WHAT IS ASKED: Lines containing the string "text" are to be counted; report the number and nothing more.

ITEMS:
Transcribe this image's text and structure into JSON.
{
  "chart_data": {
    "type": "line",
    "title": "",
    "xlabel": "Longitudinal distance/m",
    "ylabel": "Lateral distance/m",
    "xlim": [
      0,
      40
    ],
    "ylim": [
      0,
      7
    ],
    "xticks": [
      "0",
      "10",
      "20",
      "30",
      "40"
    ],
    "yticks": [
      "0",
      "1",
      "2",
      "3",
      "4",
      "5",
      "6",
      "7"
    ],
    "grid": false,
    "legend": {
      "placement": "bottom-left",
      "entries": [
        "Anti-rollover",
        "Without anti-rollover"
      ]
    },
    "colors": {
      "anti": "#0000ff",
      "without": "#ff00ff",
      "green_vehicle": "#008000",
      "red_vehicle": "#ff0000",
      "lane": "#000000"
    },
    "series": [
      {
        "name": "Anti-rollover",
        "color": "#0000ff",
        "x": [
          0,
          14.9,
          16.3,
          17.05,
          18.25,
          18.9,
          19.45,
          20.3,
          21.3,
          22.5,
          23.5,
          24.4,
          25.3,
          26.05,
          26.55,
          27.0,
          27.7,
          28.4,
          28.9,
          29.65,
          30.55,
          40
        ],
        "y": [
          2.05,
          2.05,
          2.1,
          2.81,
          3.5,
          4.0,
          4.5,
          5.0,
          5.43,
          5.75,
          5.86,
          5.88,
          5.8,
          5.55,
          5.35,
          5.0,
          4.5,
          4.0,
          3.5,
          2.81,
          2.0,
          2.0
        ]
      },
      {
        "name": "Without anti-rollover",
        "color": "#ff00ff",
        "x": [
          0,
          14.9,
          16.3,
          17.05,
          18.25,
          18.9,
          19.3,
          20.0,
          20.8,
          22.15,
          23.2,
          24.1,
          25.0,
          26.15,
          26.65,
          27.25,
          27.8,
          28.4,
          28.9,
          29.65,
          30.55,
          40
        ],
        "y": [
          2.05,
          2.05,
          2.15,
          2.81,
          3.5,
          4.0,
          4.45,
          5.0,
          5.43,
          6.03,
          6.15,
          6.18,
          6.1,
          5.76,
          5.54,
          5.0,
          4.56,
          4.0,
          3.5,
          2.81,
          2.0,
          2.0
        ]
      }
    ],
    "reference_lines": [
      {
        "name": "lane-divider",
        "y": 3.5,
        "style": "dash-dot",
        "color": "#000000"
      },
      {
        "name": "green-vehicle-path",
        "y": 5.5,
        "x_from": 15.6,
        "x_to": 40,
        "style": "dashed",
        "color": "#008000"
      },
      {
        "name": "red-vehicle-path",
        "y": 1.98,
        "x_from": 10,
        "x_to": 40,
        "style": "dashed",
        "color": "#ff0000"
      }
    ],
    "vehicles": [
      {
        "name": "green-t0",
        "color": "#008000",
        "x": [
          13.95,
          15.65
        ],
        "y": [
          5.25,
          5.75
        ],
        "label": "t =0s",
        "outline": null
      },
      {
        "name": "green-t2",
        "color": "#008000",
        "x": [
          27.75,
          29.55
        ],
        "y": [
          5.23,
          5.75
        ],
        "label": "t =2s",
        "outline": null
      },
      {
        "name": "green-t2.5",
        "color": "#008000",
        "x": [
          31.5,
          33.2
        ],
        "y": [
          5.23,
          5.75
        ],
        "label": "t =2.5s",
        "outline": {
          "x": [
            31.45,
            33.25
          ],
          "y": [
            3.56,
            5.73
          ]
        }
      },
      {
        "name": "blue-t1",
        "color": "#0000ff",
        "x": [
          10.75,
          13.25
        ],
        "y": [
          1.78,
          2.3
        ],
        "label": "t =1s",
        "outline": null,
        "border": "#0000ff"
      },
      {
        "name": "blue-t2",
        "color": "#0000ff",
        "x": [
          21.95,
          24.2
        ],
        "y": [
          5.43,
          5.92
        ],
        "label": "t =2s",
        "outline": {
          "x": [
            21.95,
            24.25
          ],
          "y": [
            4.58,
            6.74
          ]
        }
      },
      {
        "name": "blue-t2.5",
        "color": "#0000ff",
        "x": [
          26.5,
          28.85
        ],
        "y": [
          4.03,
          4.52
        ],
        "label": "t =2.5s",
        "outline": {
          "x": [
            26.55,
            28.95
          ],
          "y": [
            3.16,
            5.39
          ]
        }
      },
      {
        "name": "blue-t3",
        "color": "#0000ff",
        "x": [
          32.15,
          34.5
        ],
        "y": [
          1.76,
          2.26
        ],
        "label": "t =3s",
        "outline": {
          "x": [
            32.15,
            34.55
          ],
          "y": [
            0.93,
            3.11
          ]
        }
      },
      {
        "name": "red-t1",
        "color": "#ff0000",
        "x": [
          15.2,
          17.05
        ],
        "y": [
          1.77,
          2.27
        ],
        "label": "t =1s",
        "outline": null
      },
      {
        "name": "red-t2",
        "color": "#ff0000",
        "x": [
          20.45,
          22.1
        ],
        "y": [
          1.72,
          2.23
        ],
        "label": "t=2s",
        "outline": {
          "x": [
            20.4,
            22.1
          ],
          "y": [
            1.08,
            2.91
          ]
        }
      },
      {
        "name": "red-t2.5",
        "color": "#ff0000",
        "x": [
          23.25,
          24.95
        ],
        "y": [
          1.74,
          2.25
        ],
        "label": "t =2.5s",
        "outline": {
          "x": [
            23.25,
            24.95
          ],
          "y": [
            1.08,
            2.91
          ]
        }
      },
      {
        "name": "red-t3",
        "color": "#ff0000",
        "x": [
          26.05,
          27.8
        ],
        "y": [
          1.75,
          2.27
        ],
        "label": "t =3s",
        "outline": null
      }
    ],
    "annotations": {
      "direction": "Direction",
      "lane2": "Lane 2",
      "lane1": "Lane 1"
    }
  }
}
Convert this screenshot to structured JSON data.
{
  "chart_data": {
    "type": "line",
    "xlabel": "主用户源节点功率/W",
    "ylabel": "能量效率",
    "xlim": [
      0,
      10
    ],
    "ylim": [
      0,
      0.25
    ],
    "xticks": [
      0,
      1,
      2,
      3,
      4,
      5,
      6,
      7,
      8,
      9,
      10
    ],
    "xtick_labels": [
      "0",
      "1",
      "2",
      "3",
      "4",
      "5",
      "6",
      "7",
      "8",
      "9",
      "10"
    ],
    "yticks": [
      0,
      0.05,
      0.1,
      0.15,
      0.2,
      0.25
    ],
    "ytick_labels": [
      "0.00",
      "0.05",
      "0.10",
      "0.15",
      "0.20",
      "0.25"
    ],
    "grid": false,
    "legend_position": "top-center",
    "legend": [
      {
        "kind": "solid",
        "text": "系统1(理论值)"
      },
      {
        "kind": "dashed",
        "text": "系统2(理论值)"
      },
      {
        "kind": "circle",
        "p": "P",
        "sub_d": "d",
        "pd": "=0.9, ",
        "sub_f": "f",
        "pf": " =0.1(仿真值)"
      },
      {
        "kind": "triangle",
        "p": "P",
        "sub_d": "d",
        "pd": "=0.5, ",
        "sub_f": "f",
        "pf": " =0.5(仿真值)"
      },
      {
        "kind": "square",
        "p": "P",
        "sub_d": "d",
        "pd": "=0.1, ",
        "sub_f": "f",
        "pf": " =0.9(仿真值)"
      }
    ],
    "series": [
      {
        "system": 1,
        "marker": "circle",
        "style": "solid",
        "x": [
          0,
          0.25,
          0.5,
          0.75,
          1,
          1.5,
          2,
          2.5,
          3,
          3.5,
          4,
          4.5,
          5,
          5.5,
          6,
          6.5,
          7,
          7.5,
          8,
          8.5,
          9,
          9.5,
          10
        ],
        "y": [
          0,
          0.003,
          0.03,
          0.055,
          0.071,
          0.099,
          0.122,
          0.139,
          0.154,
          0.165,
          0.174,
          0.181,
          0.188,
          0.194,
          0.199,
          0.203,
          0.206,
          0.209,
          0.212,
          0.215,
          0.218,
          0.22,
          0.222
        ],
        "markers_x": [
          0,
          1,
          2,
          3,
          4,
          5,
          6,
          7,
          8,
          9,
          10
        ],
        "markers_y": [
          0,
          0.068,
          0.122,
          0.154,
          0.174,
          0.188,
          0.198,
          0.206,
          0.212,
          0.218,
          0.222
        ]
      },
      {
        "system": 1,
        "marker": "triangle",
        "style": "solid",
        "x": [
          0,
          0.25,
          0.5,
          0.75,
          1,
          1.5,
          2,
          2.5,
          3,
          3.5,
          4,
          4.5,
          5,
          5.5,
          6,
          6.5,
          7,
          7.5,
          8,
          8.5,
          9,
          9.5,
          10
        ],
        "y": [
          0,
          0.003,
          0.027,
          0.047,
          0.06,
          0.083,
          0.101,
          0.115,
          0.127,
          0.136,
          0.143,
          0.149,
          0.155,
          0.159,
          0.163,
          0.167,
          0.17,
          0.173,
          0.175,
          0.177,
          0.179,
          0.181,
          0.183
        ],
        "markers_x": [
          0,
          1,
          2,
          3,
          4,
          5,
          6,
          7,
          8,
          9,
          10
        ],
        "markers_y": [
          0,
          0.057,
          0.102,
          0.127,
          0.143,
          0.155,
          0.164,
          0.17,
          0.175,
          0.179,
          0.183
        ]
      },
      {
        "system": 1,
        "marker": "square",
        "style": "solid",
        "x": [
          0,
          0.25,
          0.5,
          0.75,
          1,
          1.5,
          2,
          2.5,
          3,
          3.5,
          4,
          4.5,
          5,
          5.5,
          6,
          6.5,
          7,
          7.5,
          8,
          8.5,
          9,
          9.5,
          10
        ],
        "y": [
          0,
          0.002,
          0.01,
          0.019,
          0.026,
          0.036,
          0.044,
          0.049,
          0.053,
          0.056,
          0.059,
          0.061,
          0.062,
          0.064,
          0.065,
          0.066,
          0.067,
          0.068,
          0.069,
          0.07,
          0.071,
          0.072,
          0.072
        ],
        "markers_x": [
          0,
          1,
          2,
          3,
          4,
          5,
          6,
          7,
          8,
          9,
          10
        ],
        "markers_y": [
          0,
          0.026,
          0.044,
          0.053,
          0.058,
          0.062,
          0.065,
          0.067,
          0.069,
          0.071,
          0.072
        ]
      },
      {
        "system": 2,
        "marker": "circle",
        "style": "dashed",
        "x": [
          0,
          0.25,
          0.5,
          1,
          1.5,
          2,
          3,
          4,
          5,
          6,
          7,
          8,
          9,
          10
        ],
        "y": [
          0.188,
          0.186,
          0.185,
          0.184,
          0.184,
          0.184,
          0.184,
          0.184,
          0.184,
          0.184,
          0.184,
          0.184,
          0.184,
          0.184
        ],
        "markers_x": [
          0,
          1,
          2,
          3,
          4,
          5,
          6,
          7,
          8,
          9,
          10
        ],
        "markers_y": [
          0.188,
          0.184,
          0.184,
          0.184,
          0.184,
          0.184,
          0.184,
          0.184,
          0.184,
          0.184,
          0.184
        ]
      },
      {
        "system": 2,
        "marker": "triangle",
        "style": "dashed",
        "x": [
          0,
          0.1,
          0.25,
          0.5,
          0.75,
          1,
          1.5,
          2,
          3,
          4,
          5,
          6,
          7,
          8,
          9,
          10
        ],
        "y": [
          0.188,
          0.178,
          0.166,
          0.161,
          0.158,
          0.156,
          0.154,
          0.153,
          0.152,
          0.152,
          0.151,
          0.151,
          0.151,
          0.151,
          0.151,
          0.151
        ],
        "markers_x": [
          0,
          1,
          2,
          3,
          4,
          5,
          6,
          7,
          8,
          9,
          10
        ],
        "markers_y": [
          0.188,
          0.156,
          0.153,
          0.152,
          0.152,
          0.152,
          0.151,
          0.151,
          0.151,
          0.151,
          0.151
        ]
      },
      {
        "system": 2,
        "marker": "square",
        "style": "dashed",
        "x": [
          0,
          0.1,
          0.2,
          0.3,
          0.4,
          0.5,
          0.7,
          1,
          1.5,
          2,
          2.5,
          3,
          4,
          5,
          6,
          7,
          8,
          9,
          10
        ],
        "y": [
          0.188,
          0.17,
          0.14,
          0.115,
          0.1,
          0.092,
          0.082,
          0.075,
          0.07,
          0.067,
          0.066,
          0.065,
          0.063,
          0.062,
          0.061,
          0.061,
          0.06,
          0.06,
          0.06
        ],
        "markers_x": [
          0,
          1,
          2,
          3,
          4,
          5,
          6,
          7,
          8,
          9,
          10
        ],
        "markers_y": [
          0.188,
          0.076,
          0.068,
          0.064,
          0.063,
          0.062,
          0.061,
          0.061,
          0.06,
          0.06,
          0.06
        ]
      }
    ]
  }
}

FULL SOLUTION: 3